**Recorded information**
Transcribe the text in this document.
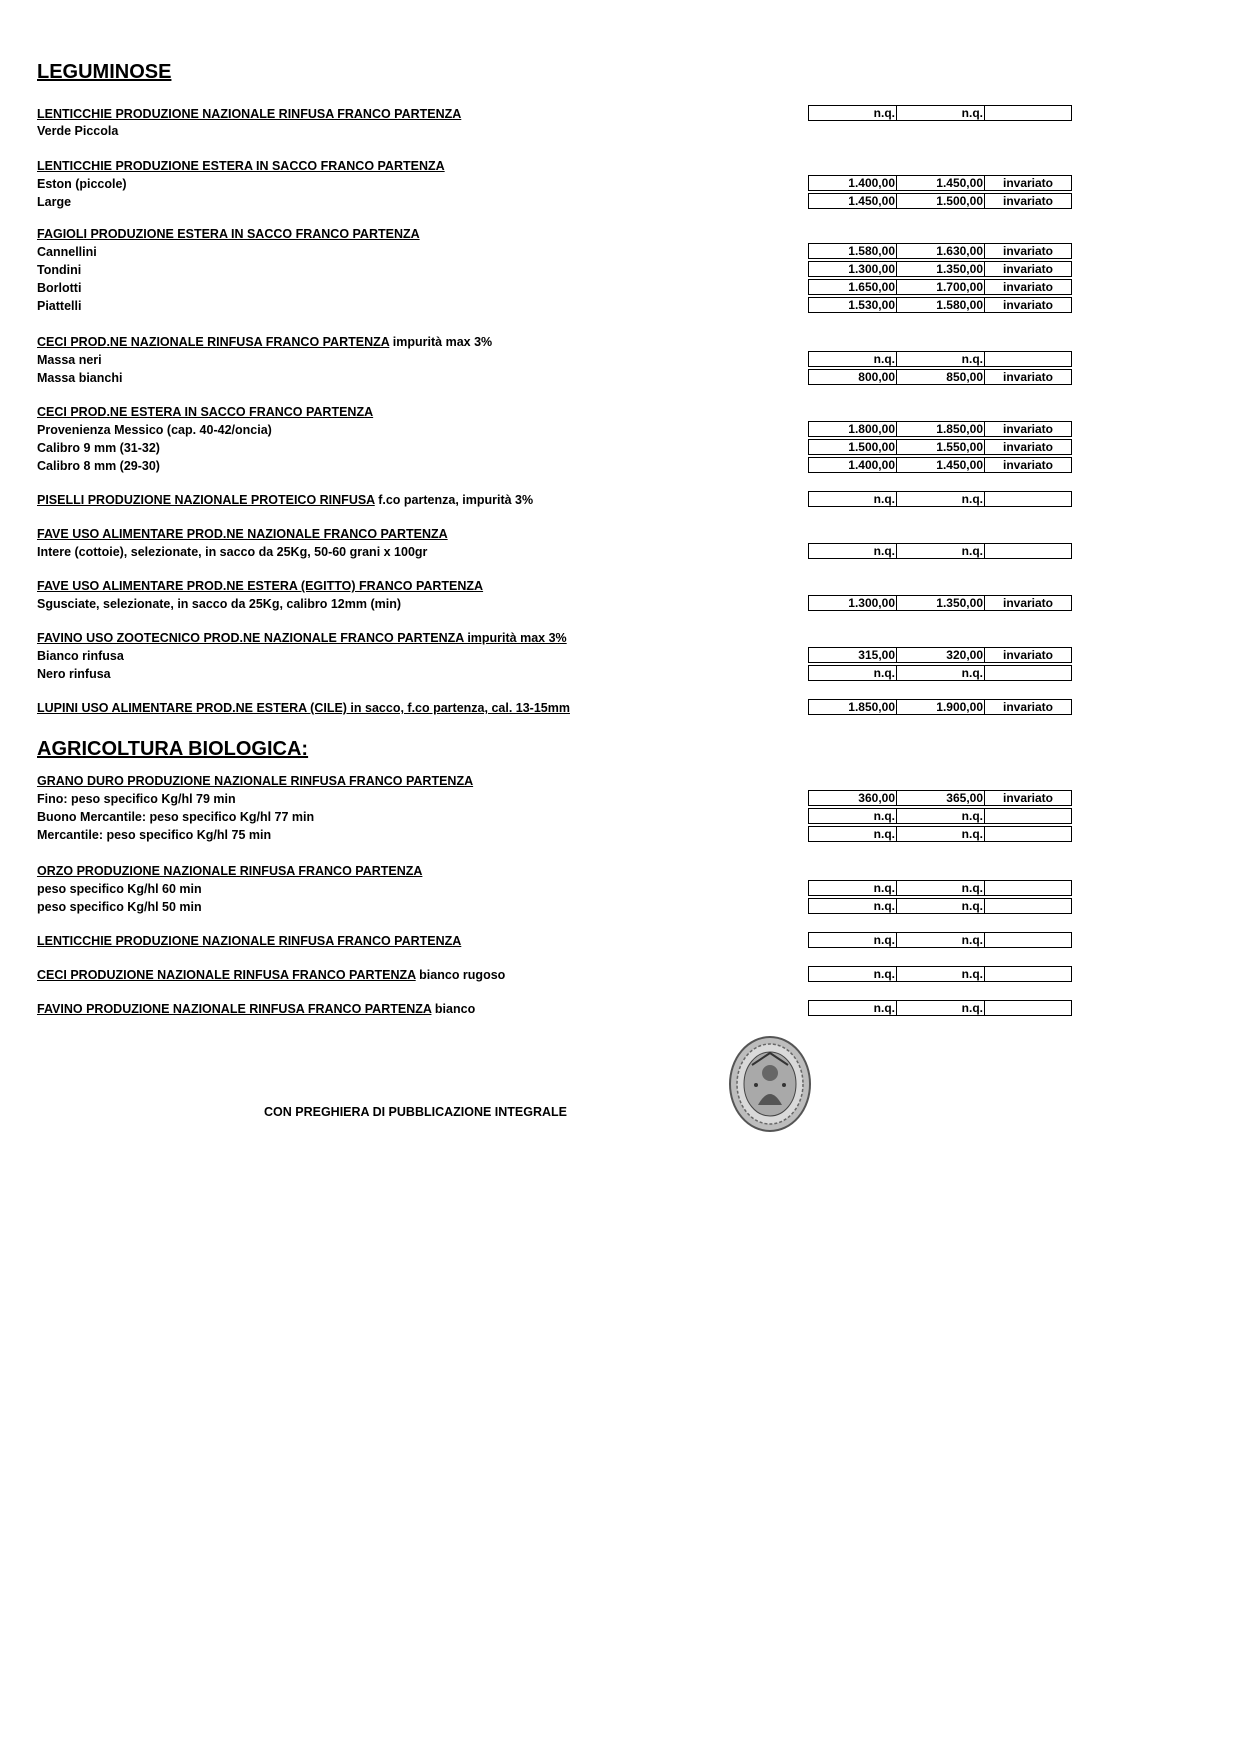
LEGUMINOSE
AGRICOLTURA BIOLOGICA:
LENTICCHIE PRODUZIONE NAZIONALE RINFUSA FRANCO PARTENZA	n.q.	n.q.
Verde Piccola
LENTICCHIE PRODUZIONE ESTERA IN SACCO FRANCO PARTENZA
Eston (piccole)	1.400,00	1.450,00	invariato
Large	1.450,00	1.500,00	invariato
FAGIOLI PRODUZIONE ESTERA IN SACCO FRANCO PARTENZA
Cannellini	1.580,00	1.630,00	invariato
Tondini	1.300,00	1.350,00	invariato
Borlotti	1.650,00	1.700,00	invariato
Piattelli	1.530,00	1.580,00	invariato
CECI PROD.NE NAZIONALE RINFUSA FRANCO PARTENZA impurità max 3%
Massa neri	n.q.	n.q.
Massa bianchi	800,00	850,00	invariato
CECI PROD.NE ESTERA IN SACCO FRANCO PARTENZA
Provenienza Messico (cap. 40-42/oncia)	1.800,00	1.850,00	invariato
Calibro 9 mm (31-32)	1.500,00	1.550,00	invariato
Calibro 8 mm (29-30)	1.400,00	1.450,00	invariato
PISELLI PRODUZIONE NAZIONALE PROTEICO RINFUSA f.co partenza, impurità 3%	n.q.	n.q.
FAVE USO ALIMENTARE PROD.NE NAZIONALE FRANCO PARTENZA
Intere (cottoie), selezionate, in sacco da 25Kg, 50-60 grani x 100gr	n.q.	n.q.
FAVE USO ALIMENTARE PROD.NE ESTERA (EGITTO) FRANCO PARTENZA
Sgusciate, selezionate, in sacco da 25Kg, calibro 12mm (min)	1.300,00	1.350,00	invariato
FAVINO USO ZOOTECNICO PROD.NE NAZIONALE FRANCO PARTENZA impurità max 3%
Bianco rinfusa	315,00	320,00	invariato
Nero rinfusa	n.q.	n.q.
LUPINI USO ALIMENTARE PROD.NE ESTERA (CILE) in sacco, f.co partenza, cal. 13-15mm	1.850,00	1.900,00	invariato
GRANO DURO PRODUZIONE NAZIONALE RINFUSA FRANCO PARTENZA
Fino: peso specifico Kg/hl 79 min	360,00	365,00	invariato
Buono Mercantile: peso specifico Kg/hl 77 min	n.q.	n.q.
Mercantile: peso specifico Kg/hl 75 min	n.q.	n.q.
ORZO PRODUZIONE NAZIONALE RINFUSA FRANCO PARTENZA
peso specifico Kg/hl 60 min	n.q.	n.q.
peso specifico Kg/hl 50 min	n.q.	n.q.
LENTICCHIE PRODUZIONE NAZIONALE RINFUSA FRANCO PARTENZA	n.q.	n.q.
CECI PRODUZIONE NAZIONALE RINFUSA FRANCO PARTENZA bianco rugoso	n.q.	n.q.
FAVINO PRODUZIONE NAZIONALE RINFUSA FRANCO PARTENZA bianco	n.q.	n.q.
CON PREGHIERA DI PUBBLICAZIONE INTEGRALE
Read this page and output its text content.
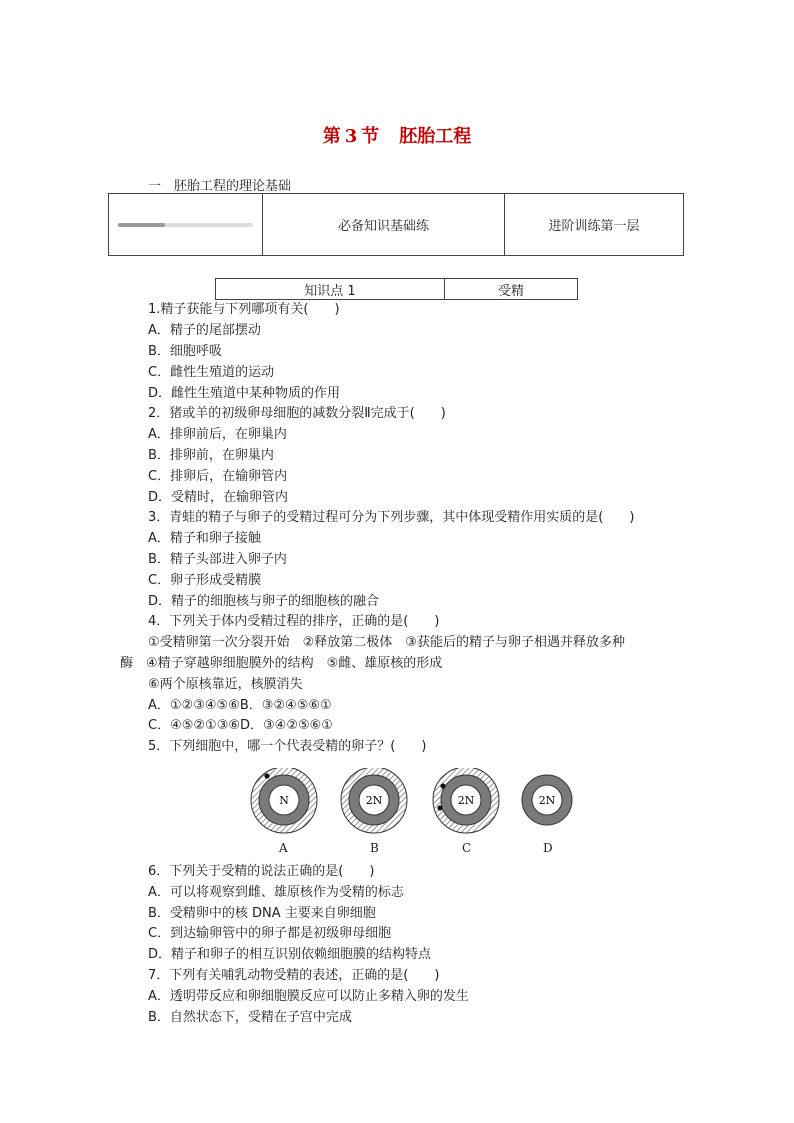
第 3 节 胚胎工程
一　胚胎工程的理论基础
必备知识基础练	进阶训练第一层
知识点 1	受精
1.精子获能与下列哪项有关(　　)
A．精子的尾部摆动
B．细胞呼吸
C．雌性生殖道的运动
D．雌性生殖道中某种物质的作用
2．猪或羊的初级卵母细胞的减数分裂Ⅱ完成于(　　)
A．排卵前后，在卵巢内
B．排卵前，在卵巢内
C．排卵后，在输卵管内
D．受精时，在输卵管内
3．青蛙的精子与卵子的受精过程可分为下列步骤，其中体现受精作用实质的是(　　)
A．精子和卵子接触
B．精子头部进入卵子内
C．卵子形成受精膜
D．精子的细胞核与卵子的细胞核的融合
4．下列关于体内受精过程的排序，正确的是(　　)
①受精卵第一次分裂开始　②释放第二极体　③获能后的精子与卵子相遇并释放多种
酶　④精子穿越卵细胞膜外的结构　⑤雌、雄原核的形成
⑥两个原核靠近，核膜消失
A．①②③④⑤⑥B．③②④⑤⑥①
C．④⑤②①③⑥D．③④②⑤⑥①
5．下列细胞中，哪一个代表受精的卵子？(　　)
N	2N	2N	2N
A	B	C	D
6．下列关于受精的说法正确的是(　　)
A．可以将观察到雌、雄原核作为受精的标志
B．受精卵中的核 DNA 主要来自卵细胞
C．到达输卵管中的卵子都是初级卵母细胞
D．精子和卵子的相互识别依赖细胞膜的结构特点
7．下列有关哺乳动物受精的表述，正确的是(　　)
A．透明带反应和卵细胞膜反应可以防止多精入卵的发生
B．自然状态下，受精在子宫中完成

**Exercise objective**
Reply with only the number of lines in the entries that contain the word "NAZIONALE".

**Output of the task**
10